Input records:

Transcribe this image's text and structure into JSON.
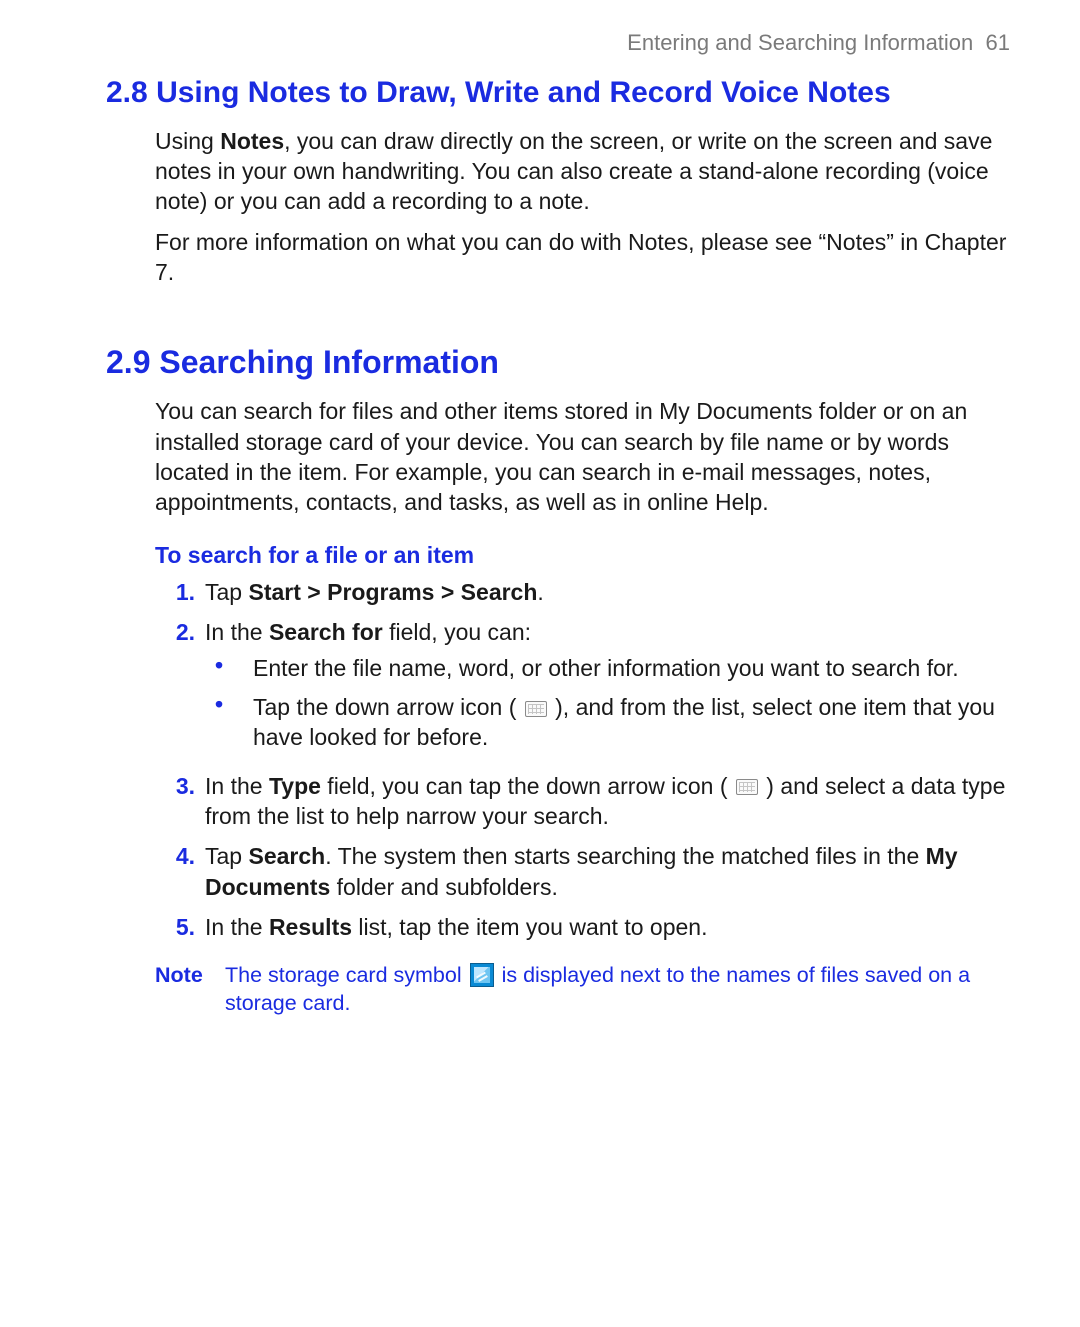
{
  "header": {
    "running": "Entering and Searching Information",
    "page_number": "61"
  },
  "section28": {
    "number": "2.8",
    "title": "Using Notes to Draw, Write and Record Voice Notes",
    "para1_a": "Using ",
    "para1_bold": "Notes",
    "para1_b": ", you can draw directly on the screen, or write on the screen and save notes in your own handwriting. You can also create a stand-alone recording (voice note) or you can add a recording to a note.",
    "para2": "For more information on what you can do with Notes, please see “Notes” in Chapter 7."
  },
  "section29": {
    "number": "2.9",
    "title": "Searching Information",
    "para1": "You can search for files and other items stored in My Documents folder or on an installed storage card of your device. You can search by file name or by words located in the item. For example, you can search in e-mail messages, notes, appointments, contacts, and tasks, as well as in online Help.",
    "subhead": "To search for a file or an item",
    "steps": {
      "s1": {
        "num": "1.",
        "a": "Tap ",
        "b_bold": "Start > Programs > Search",
        "c": "."
      },
      "s2": {
        "num": "2.",
        "a": "In the ",
        "b_bold": "Search for",
        "c": " field, you can:",
        "bul1": "Enter the file name, word, or other information you want to search for.",
        "bul2_a": "Tap the down arrow icon (",
        "bul2_b": "), and from the list, select one item that you have looked for before."
      },
      "s3": {
        "num": "3.",
        "a": "In the ",
        "b_bold": "Type",
        "c": " field, you can tap the down arrow icon (",
        "d": ") and select a data type from the list to help narrow your search."
      },
      "s4": {
        "num": "4.",
        "a": "Tap ",
        "b_bold": "Search",
        "c": ". The system then starts searching the matched files in the ",
        "d_bold": "My Documents",
        "e": " folder and subfolders."
      },
      "s5": {
        "num": "5.",
        "a": "In the ",
        "b_bold": "Results",
        "c": " list, tap the item you want to open."
      }
    },
    "note": {
      "label": "Note",
      "a": "The storage card symbol ",
      "b": " is displayed next to the names of files saved on a storage card."
    }
  }
}
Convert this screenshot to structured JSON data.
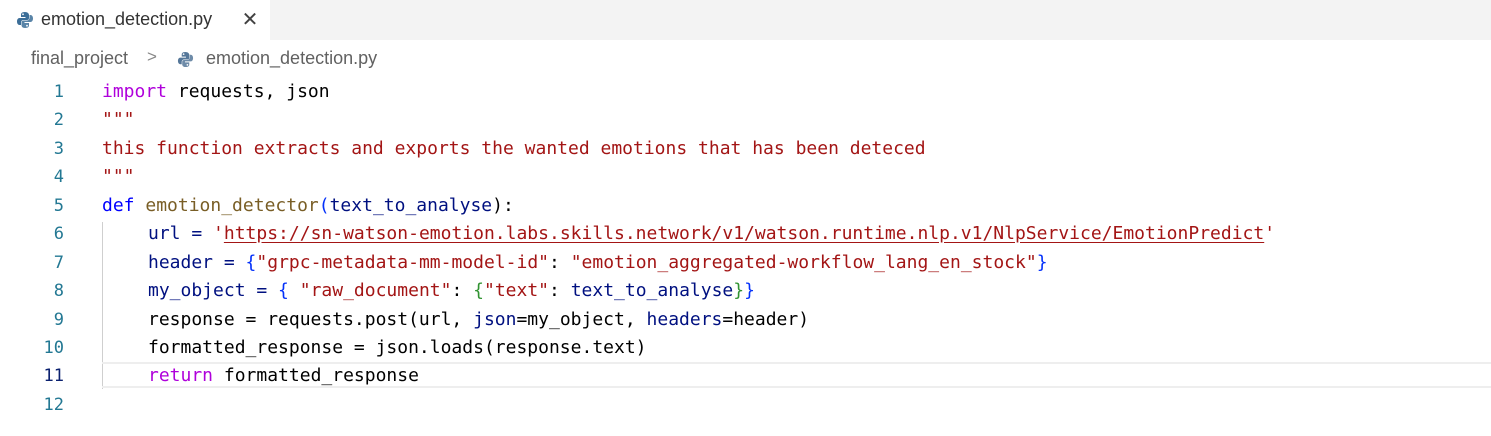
{
  "tab": {
    "title": "emotion_detection.py",
    "close_glyph": "✕",
    "icon": "python-icon"
  },
  "breadcrumb": {
    "folder": "final_project",
    "separator": ">",
    "file": "emotion_detection.py",
    "icon": "python-icon"
  },
  "editor": {
    "active_line": "11",
    "line_numbers": [
      "1",
      "2",
      "3",
      "4",
      "5",
      "6",
      "7",
      "8",
      "9",
      "10",
      "11",
      "12"
    ],
    "lines": {
      "l1": {
        "kw": "import",
        "rest": " requests, json"
      },
      "l2": {
        "text": "\"\"\""
      },
      "l3": {
        "text": "this function extracts and exports the wanted emotions that has been deteced"
      },
      "l4": {
        "text": "\"\"\""
      },
      "l5": {
        "kw": "def",
        "fn": "emotion_detector",
        "open": "(",
        "param": "text_to_analyse",
        "close": "):"
      },
      "l6": {
        "var": "url = ",
        "q1": "'",
        "url": "https://sn-watson-emotion.labs.skills.network/v1/watson.runtime.nlp.v1/NlpService/EmotionPredict",
        "q2": "'"
      },
      "l7": {
        "var": "header = ",
        "open": "{",
        "key": "\"grpc-metadata-mm-model-id\"",
        "colon": ": ",
        "value": "\"emotion_aggregated-workflow_lang_en_stock\"",
        "close": "}"
      },
      "l8": {
        "var": "my_object = ",
        "open": "{",
        "space": " ",
        "key": "\"raw_document\"",
        "colon": ": ",
        "open2": "{",
        "key2": "\"text\"",
        "colon2": ": ",
        "value": "text_to_analyse",
        "close2": "}",
        "close": "}"
      },
      "l9": {
        "var": "response = requests.post(url, ",
        "kw1": "json",
        "mid": "=my_object, ",
        "kw2": "headers",
        "end": "=header)"
      },
      "l10": {
        "text": "formatted_response = json.loads(response.text)"
      },
      "l11": {
        "kw": "return",
        "rest": " formatted_response"
      },
      "l12": {
        "text": ""
      }
    }
  },
  "colors": {
    "keyword": "#af00db",
    "string": "#a31515",
    "function": "#795e26",
    "parameter": "#001080",
    "line_number": "#237893",
    "def": "#0000ff"
  }
}
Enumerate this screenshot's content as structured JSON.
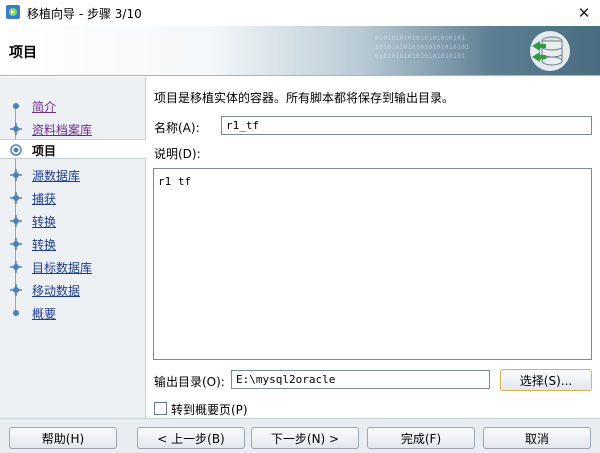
{
  "window": {
    "title": "移植向导 - 步骤 3/10",
    "close_glyph": "✕"
  },
  "banner": {
    "title": "项目",
    "binary_lines": [
      "0101010101010101010101",
      "10101010101010101010101",
      "0101010101010101010101"
    ]
  },
  "steps": [
    {
      "label": "简介",
      "state": "visited"
    },
    {
      "label": "资料档案库",
      "state": "visited"
    },
    {
      "label": "项目",
      "state": "current"
    },
    {
      "label": "源数据库",
      "state": "todo"
    },
    {
      "label": "捕获",
      "state": "todo"
    },
    {
      "label": "转换",
      "state": "todo"
    },
    {
      "label": "转换",
      "state": "todo"
    },
    {
      "label": "目标数据库",
      "state": "todo"
    },
    {
      "label": "移动数据",
      "state": "todo"
    },
    {
      "label": "概要",
      "state": "todo"
    }
  ],
  "main": {
    "description": "项目是移植实体的容器。所有脚本都将保存到输出目录。",
    "name_label": "名称(A):",
    "name_value": "r1_tf",
    "desc_label": "说明(D):",
    "desc_value": "r1 tf",
    "output_label": "输出目录(O):",
    "output_value": "E:\\mysql2oracle",
    "choose_button": "选择(S)...",
    "jump_checkbox_label": "转到概要页(P)",
    "jump_checked": false
  },
  "footer": {
    "help": "帮助(H)",
    "back": "< 上一步(B)",
    "next": "下一步(N) >",
    "finish": "完成(F)",
    "cancel": "取消"
  }
}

What you need to do: Will you restate every entry word for word and omit the images?

Correct response:
Transcribe this image's text and structure into JSON.
{
  "header": {
    "running": "Entering and Searching Information",
    "page_number": "61"
  },
  "section28": {
    "number": "2.8",
    "title": "Using Notes to Draw, Write and Record Voice Notes",
    "para1_a": "Using ",
    "para1_bold": "Notes",
    "para1_b": ", you can draw directly on the screen, or write on the screen and save notes in your own handwriting. You can also create a stand-alone recording (voice note) or you can add a recording to a note.",
    "para2": "For more information on what you can do with Notes, please see “Notes” in Chapter 7."
  },
  "section29": {
    "number": "2.9",
    "title": "Searching Information",
    "para1": "You can search for files and other items stored in My Documents folder or on an installed storage card of your device. You can search by file name or by words located in the item. For example, you can search in e-mail messages, notes, appointments, contacts, and tasks, as well as in online Help.",
    "subhead": "To search for a file or an item",
    "steps": {
      "s1": {
        "num": "1.",
        "a": "Tap ",
        "b_bold": "Start > Programs > Search",
        "c": "."
      },
      "s2": {
        "num": "2.",
        "a": "In the ",
        "b_bold": "Search for",
        "c": " field, you can:",
        "bul1": "Enter the file name, word, or other information you want to search for.",
        "bul2_a": "Tap the down arrow icon (",
        "bul2_b": "), and from the list, select one item that you have looked for before."
      },
      "s3": {
        "num": "3.",
        "a": "In the ",
        "b_bold": "Type",
        "c": " field, you can tap the down arrow icon (",
        "d": ") and select a data type from the list to help narrow your search."
      },
      "s4": {
        "num": "4.",
        "a": "Tap ",
        "b_bold": "Search",
        "c": ". The system then starts searching the matched files in the ",
        "d_bold": "My Documents",
        "e": " folder and subfolders."
      },
      "s5": {
        "num": "5.",
        "a": "In the ",
        "b_bold": "Results",
        "c": " list, tap the item you want to open."
      }
    },
    "note": {
      "label": "Note",
      "a": "The storage card symbol ",
      "b": " is displayed next to the names of files saved on a storage card."
    }
  }
}
Convert this screenshot to structured JSON data.
{
  "tab": {
    "title": "emotion_detection.py",
    "close_glyph": "✕",
    "icon": "python-icon"
  },
  "breadcrumb": {
    "folder": "final_project",
    "separator": ">",
    "file": "emotion_detection.py",
    "icon": "python-icon"
  },
  "editor": {
    "active_line": "11",
    "line_numbers": [
      "1",
      "2",
      "3",
      "4",
      "5",
      "6",
      "7",
      "8",
      "9",
      "10",
      "11",
      "12"
    ],
    "lines": {
      "l1": {
        "kw": "import",
        "rest": " requests, json"
      },
      "l2": {
        "text": "\"\"\""
      },
      "l3": {
        "text": "this function extracts and exports the wanted emotions that has been deteced"
      },
      "l4": {
        "text": "\"\"\""
      },
      "l5": {
        "kw": "def",
        "fn": "emotion_detector",
        "open": "(",
        "param": "text_to_analyse",
        "close": "):"
      },
      "l6": {
        "var": "url = ",
        "q1": "'",
        "url": "https://sn-watson-emotion.labs.skills.network/v1/watson.runtime.nlp.v1/NlpService/EmotionPredict",
        "q2": "'"
      },
      "l7": {
        "var": "header = ",
        "open": "{",
        "key": "\"grpc-metadata-mm-model-id\"",
        "colon": ": ",
        "value": "\"emotion_aggregated-workflow_lang_en_stock\"",
        "close": "}"
      },
      "l8": {
        "var": "my_object = ",
        "open": "{",
        "space": " ",
        "key": "\"raw_document\"",
        "colon": ": ",
        "open2": "{",
        "key2": "\"text\"",
        "colon2": ": ",
        "value": "text_to_analyse",
        "close2": "}",
        "close": "}"
      },
      "l9": {
        "var": "response = requests.post(url, ",
        "kw1": "json",
        "mid": "=my_object, ",
        "kw2": "headers",
        "end": "=header)"
      },
      "l10": {
        "text": "formatted_response = json.loads(response.text)"
      },
      "l11": {
        "kw": "return",
        "rest": " formatted_response"
      },
      "l12": {
        "text": ""
      }
    }
  },
  "colors": {
    "keyword": "#af00db",
    "string": "#a31515",
    "function": "#795e26",
    "parameter": "#001080",
    "line_number": "#237893",
    "def": "#0000ff"
  }
}
Enumerate this screenshot's content as structured JSON.
{
  "window": {
    "title": "移植向导 - 步骤 3/10",
    "close_glyph": "✕"
  },
  "banner": {
    "title": "项目",
    "binary_lines": [
      "0101010101010101010101",
      "10101010101010101010101",
      "0101010101010101010101"
    ]
  },
  "steps": [
    {
      "label": "简介",
      "state": "visited"
    },
    {
      "label": "资料档案库",
      "state": "visited"
    },
    {
      "label": "项目",
      "state": "current"
    },
    {
      "label": "源数据库",
      "state": "todo"
    },
    {
      "label": "捕获",
      "state": "todo"
    },
    {
      "label": "转换",
      "state": "todo"
    },
    {
      "label": "转换",
      "state": "todo"
    },
    {
      "label": "目标数据库",
      "state": "todo"
    },
    {
      "label": "移动数据",
      "state": "todo"
    },
    {
      "label": "概要",
      "state": "todo"
    }
  ],
  "main": {
    "description": "项目是移植实体的容器。所有脚本都将保存到输出目录。",
    "name_label": "名称(A):",
    "name_value": "r1_tf",
    "desc_label": "说明(D):",
    "desc_value": "r1 tf",
    "output_label": "输出目录(O):",
    "output_value": "E:\\mysql2oracle",
    "choose_button": "选择(S)...",
    "jump_checkbox_label": "转到概要页(P)",
    "jump_checked": false
  },
  "footer": {
    "help": "帮助(H)",
    "back": "< 上一步(B)",
    "next": "下一步(N) >",
    "finish": "完成(F)",
    "cancel": "取消"
  }
}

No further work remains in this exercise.